**DIRECTION**
Pictures do not belong in the copy; transcribe everything else in the records exactly.
+===+
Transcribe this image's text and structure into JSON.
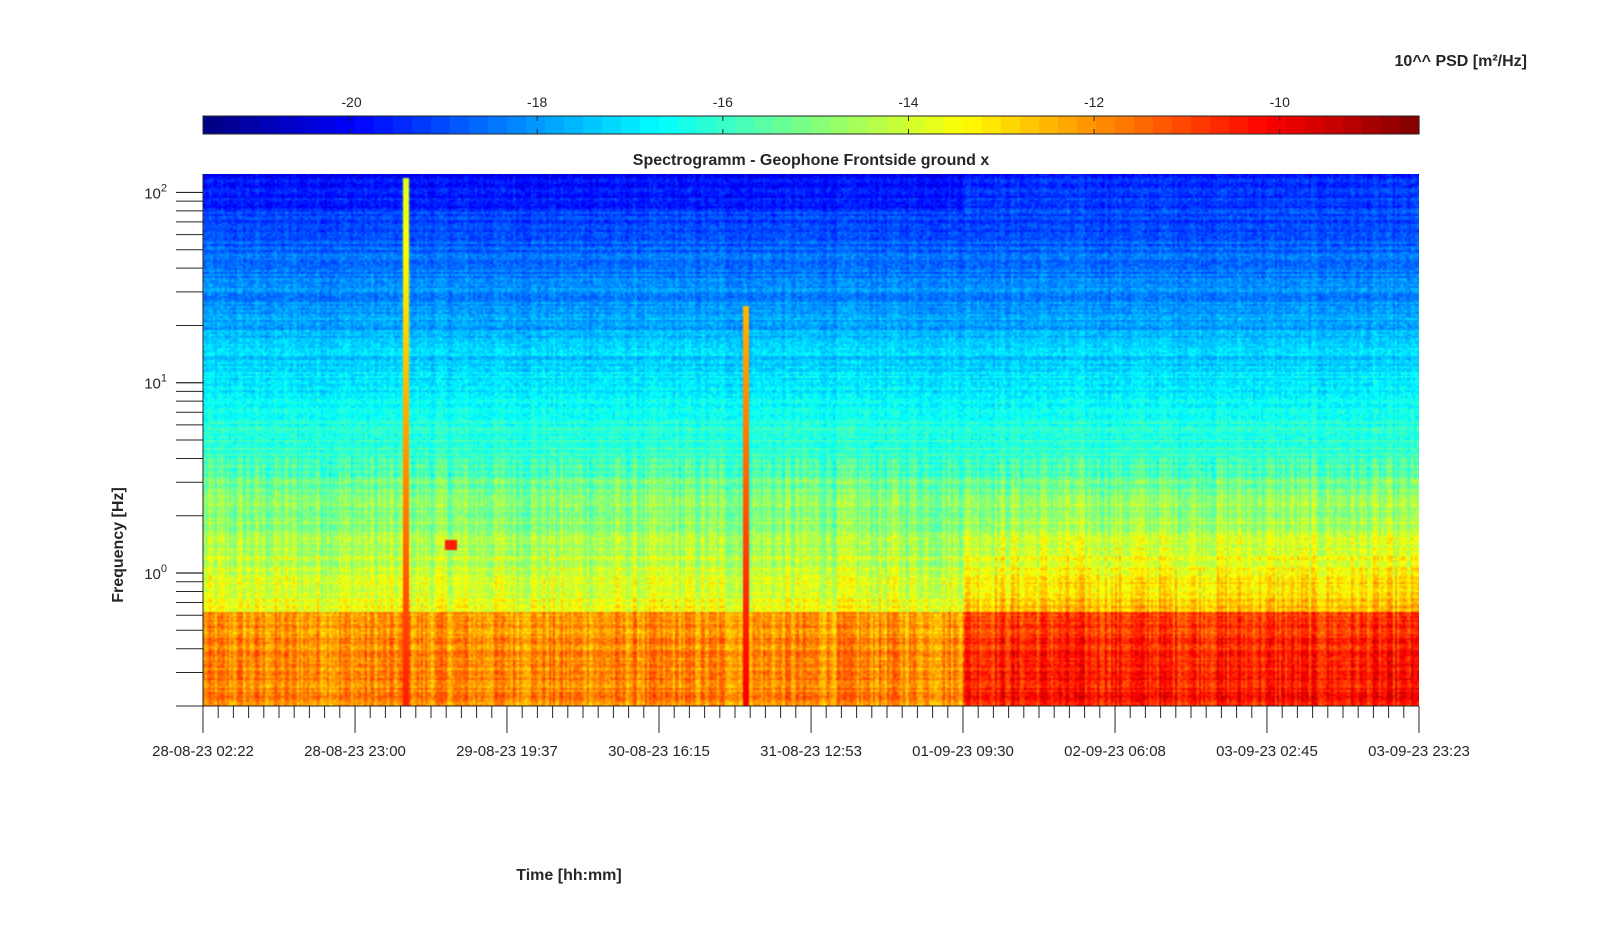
{
  "chart_data": {
    "type": "heatmap",
    "title": "Spectrogramm - Geophone Frontside ground x",
    "xlabel": "Time [hh:mm]",
    "ylabel": "Frequency [Hz]",
    "x_ticks": [
      "28-08-23 02:22",
      "28-08-23 23:00",
      "29-08-23 19:37",
      "30-08-23 16:15",
      "31-08-23 12:53",
      "01-09-23 09:30",
      "02-09-23 06:08",
      "03-09-23 02:45",
      "03-09-23 23:23"
    ],
    "xlim": [
      "28-08-23 02:22",
      "03-09-23 23:23"
    ],
    "y_scale": "log",
    "y_ticks": [
      {
        "base": "10",
        "exp": "0",
        "value": 1
      },
      {
        "base": "10",
        "exp": "1",
        "value": 10
      },
      {
        "base": "10",
        "exp": "2",
        "value": 100
      }
    ],
    "ylim": [
      0.2,
      125
    ],
    "colorbar": {
      "label": "10^^ PSD [m²/Hz]",
      "scale": "jet",
      "ticks": [
        "-20",
        "-18",
        "-16",
        "-14",
        "-12",
        "-10"
      ],
      "tick_values": [
        -20,
        -18,
        -16,
        -14,
        -12,
        -10
      ],
      "range": [
        -21.6,
        -8.5
      ],
      "levels": 64
    },
    "segments": [
      {
        "from": "28-08-23 02:22",
        "to": "01-09-23 09:30",
        "low_freq_level": -11.8,
        "high_freq_level": -19.6
      },
      {
        "from": "01-09-23 09:30",
        "to": "03-09-23 23:23",
        "low_freq_level": -10.3,
        "high_freq_level": -19.2
      }
    ],
    "events": [
      {
        "time": "29-08-23 06:00",
        "freq_top": 120,
        "level": -10.5
      },
      {
        "time": "31-08-23 04:00",
        "freq_top": 25,
        "level": -10.0
      },
      {
        "time": "29-08-23 12:00",
        "freq": 1.4,
        "level": -10.5
      }
    ],
    "legend": "colorbar-top",
    "grid": false
  }
}
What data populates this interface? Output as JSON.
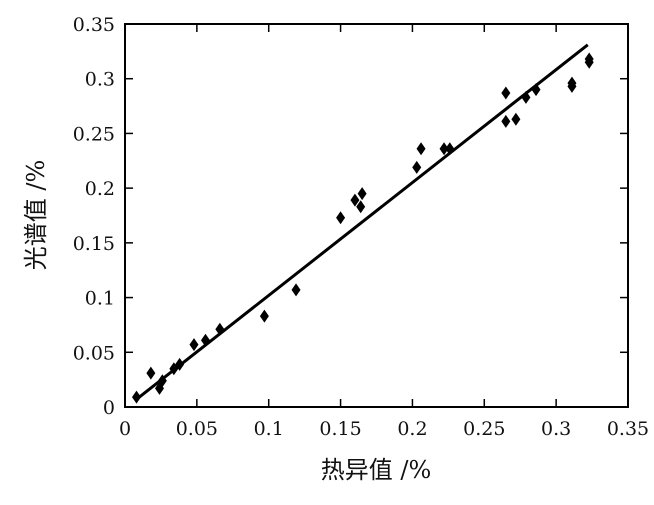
+===+
**TASK OUTPUT**
Transcribe this image's text and structure into JSON.
{
  "chart_data": {
    "type": "heatmap",
    "title": "Spectrogramm - Geophone Frontside ground x",
    "xlabel": "Time [hh:mm]",
    "ylabel": "Frequency [Hz]",
    "x_ticks": [
      "28-08-23 02:22",
      "28-08-23 23:00",
      "29-08-23 19:37",
      "30-08-23 16:15",
      "31-08-23 12:53",
      "01-09-23 09:30",
      "02-09-23 06:08",
      "03-09-23 02:45",
      "03-09-23 23:23"
    ],
    "xlim": [
      "28-08-23 02:22",
      "03-09-23 23:23"
    ],
    "y_scale": "log",
    "y_ticks": [
      {
        "base": "10",
        "exp": "0",
        "value": 1
      },
      {
        "base": "10",
        "exp": "1",
        "value": 10
      },
      {
        "base": "10",
        "exp": "2",
        "value": 100
      }
    ],
    "ylim": [
      0.2,
      125
    ],
    "colorbar": {
      "label": "10^^ PSD [m²/Hz]",
      "scale": "jet",
      "ticks": [
        "-20",
        "-18",
        "-16",
        "-14",
        "-12",
        "-10"
      ],
      "tick_values": [
        -20,
        -18,
        -16,
        -14,
        -12,
        -10
      ],
      "range": [
        -21.6,
        -8.5
      ],
      "levels": 64
    },
    "segments": [
      {
        "from": "28-08-23 02:22",
        "to": "01-09-23 09:30",
        "low_freq_level": -11.8,
        "high_freq_level": -19.6
      },
      {
        "from": "01-09-23 09:30",
        "to": "03-09-23 23:23",
        "low_freq_level": -10.3,
        "high_freq_level": -19.2
      }
    ],
    "events": [
      {
        "time": "29-08-23 06:00",
        "freq_top": 120,
        "level": -10.5
      },
      {
        "time": "31-08-23 04:00",
        "freq_top": 25,
        "level": -10.0
      },
      {
        "time": "29-08-23 12:00",
        "freq": 1.4,
        "level": -10.5
      }
    ],
    "legend": "colorbar-top",
    "grid": false
  }
}
What data populates this interface? Output as JSON.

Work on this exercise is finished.